It is required that all of the data be written out exactly.

Data entries:

■ ■ ■ ■

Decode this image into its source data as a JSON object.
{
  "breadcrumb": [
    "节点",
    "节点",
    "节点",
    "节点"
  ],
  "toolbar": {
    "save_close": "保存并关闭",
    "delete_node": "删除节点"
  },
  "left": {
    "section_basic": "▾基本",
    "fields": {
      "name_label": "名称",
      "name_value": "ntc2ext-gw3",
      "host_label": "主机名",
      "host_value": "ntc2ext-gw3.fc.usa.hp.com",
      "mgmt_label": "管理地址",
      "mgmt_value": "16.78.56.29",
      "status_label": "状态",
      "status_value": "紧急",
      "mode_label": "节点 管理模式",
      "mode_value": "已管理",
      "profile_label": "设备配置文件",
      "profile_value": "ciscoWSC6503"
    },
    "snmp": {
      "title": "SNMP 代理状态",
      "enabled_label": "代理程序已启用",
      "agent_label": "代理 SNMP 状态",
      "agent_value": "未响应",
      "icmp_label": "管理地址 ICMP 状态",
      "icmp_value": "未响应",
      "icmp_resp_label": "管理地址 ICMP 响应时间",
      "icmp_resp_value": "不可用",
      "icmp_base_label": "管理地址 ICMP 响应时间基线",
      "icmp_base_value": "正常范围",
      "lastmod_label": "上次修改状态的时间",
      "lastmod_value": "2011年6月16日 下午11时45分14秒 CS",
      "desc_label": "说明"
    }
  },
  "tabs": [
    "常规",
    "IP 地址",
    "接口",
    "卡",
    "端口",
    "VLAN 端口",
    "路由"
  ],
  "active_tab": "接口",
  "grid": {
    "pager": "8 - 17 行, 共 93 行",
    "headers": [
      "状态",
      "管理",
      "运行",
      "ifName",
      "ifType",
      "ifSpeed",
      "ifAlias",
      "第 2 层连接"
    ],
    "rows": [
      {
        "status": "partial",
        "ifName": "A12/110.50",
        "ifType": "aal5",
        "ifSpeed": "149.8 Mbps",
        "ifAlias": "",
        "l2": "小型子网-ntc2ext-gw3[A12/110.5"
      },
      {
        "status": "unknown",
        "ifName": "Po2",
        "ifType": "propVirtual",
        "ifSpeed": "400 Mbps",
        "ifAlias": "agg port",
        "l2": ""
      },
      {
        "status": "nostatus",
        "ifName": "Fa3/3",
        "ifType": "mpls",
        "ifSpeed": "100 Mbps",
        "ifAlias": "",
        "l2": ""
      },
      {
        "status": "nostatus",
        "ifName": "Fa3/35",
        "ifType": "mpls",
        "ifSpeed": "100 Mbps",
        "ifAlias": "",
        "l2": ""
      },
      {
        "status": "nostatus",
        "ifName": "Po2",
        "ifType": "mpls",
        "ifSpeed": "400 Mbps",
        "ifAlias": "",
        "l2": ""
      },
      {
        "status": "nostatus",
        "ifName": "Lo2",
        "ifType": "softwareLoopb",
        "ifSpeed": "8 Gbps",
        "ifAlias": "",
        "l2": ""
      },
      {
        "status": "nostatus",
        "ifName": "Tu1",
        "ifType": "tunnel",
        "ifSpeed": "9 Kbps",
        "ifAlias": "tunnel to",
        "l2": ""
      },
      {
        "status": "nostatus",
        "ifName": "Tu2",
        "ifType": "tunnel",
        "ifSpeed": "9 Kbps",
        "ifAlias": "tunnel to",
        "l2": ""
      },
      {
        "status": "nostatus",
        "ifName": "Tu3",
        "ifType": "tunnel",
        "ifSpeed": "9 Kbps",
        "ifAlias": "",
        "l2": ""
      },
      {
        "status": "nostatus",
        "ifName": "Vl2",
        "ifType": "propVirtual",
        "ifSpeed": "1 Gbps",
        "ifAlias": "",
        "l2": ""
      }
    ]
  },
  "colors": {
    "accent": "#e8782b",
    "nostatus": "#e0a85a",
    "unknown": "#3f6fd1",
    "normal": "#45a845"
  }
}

■ ■ ■ ■

Exercise solution:
Decode this image into its source data as a JSON object.
{
  "breadcrumb": [
    "节点",
    "节点",
    "节点",
    "节点"
  ],
  "toolbar": {
    "save_close": "保存并关闭",
    "delete_node": "删除节点"
  },
  "left": {
    "section_basic": "▾基本",
    "fields": {
      "name_label": "名称",
      "name_value": "ntc2ext-gw3",
      "host_label": "主机名",
      "host_value": "ntc2ext-gw3.fc.usa.hp.com",
      "mgmt_label": "管理地址",
      "mgmt_value": "16.78.56.29",
      "status_label": "状态",
      "status_value": "紧急",
      "mode_label": "节点 管理模式",
      "mode_value": "已管理",
      "profile_label": "设备配置文件",
      "profile_value": "ciscoWSC6503"
    },
    "snmp": {
      "title": "SNMP 代理状态",
      "enabled_label": "代理程序已启用",
      "agent_label": "代理 SNMP 状态",
      "agent_value": "未响应",
      "icmp_label": "管理地址 ICMP 状态",
      "icmp_value": "未响应",
      "icmp_resp_label": "管理地址 ICMP 响应时间",
      "icmp_resp_value": "不可用",
      "icmp_base_label": "管理地址 ICMP 响应时间基线",
      "icmp_base_value": "正常范围",
      "lastmod_label": "上次修改状态的时间",
      "lastmod_value": "2011年6月16日 下午11时45分14秒 CS",
      "desc_label": "说明"
    }
  },
  "tabs": [
    "常规",
    "IP 地址",
    "接口",
    "卡",
    "端口",
    "VLAN 端口",
    "路由"
  ],
  "active_tab": "接口",
  "grid": {
    "pager": "8 - 17 行, 共 93 行",
    "headers": [
      "状态",
      "管理",
      "运行",
      "ifName",
      "ifType",
      "ifSpeed",
      "ifAlias",
      "第 2 层连接"
    ],
    "rows": [
      {
        "status": "partial",
        "ifName": "A12/110.50",
        "ifType": "aal5",
        "ifSpeed": "149.8 Mbps",
        "ifAlias": "",
        "l2": "小型子网-ntc2ext-gw3[A12/110.5"
      },
      {
        "status": "unknown",
        "ifName": "Po2",
        "ifType": "propVirtual",
        "ifSpeed": "400 Mbps",
        "ifAlias": "agg port",
        "l2": ""
      },
      {
        "status": "nostatus",
        "ifName": "Fa3/3",
        "ifType": "mpls",
        "ifSpeed": "100 Mbps",
        "ifAlias": "",
        "l2": ""
      },
      {
        "status": "nostatus",
        "ifName": "Fa3/35",
        "ifType": "mpls",
        "ifSpeed": "100 Mbps",
        "ifAlias": "",
        "l2": ""
      },
      {
        "status": "nostatus",
        "ifName": "Po2",
        "ifType": "mpls",
        "ifSpeed": "400 Mbps",
        "ifAlias": "",
        "l2": ""
      },
      {
        "status": "nostatus",
        "ifName": "Lo2",
        "ifType": "softwareLoopb",
        "ifSpeed": "8 Gbps",
        "ifAlias": "",
        "l2": ""
      },
      {
        "status": "nostatus",
        "ifName": "Tu1",
        "ifType": "tunnel",
        "ifSpeed": "9 Kbps",
        "ifAlias": "tunnel to",
        "l2": ""
      },
      {
        "status": "nostatus",
        "ifName": "Tu2",
        "ifType": "tunnel",
        "ifSpeed": "9 Kbps",
        "ifAlias": "tunnel to",
        "l2": ""
      },
      {
        "status": "nostatus",
        "ifName": "Tu3",
        "ifType": "tunnel",
        "ifSpeed": "9 Kbps",
        "ifAlias": "",
        "l2": ""
      },
      {
        "status": "nostatus",
        "ifName": "Vl2",
        "ifType": "propVirtual",
        "ifSpeed": "1 Gbps",
        "ifAlias": "",
        "l2": ""
      }
    ]
  },
  "colors": {
    "accent": "#e8782b",
    "nostatus": "#e0a85a",
    "unknown": "#3f6fd1",
    "normal": "#45a845"
  }
}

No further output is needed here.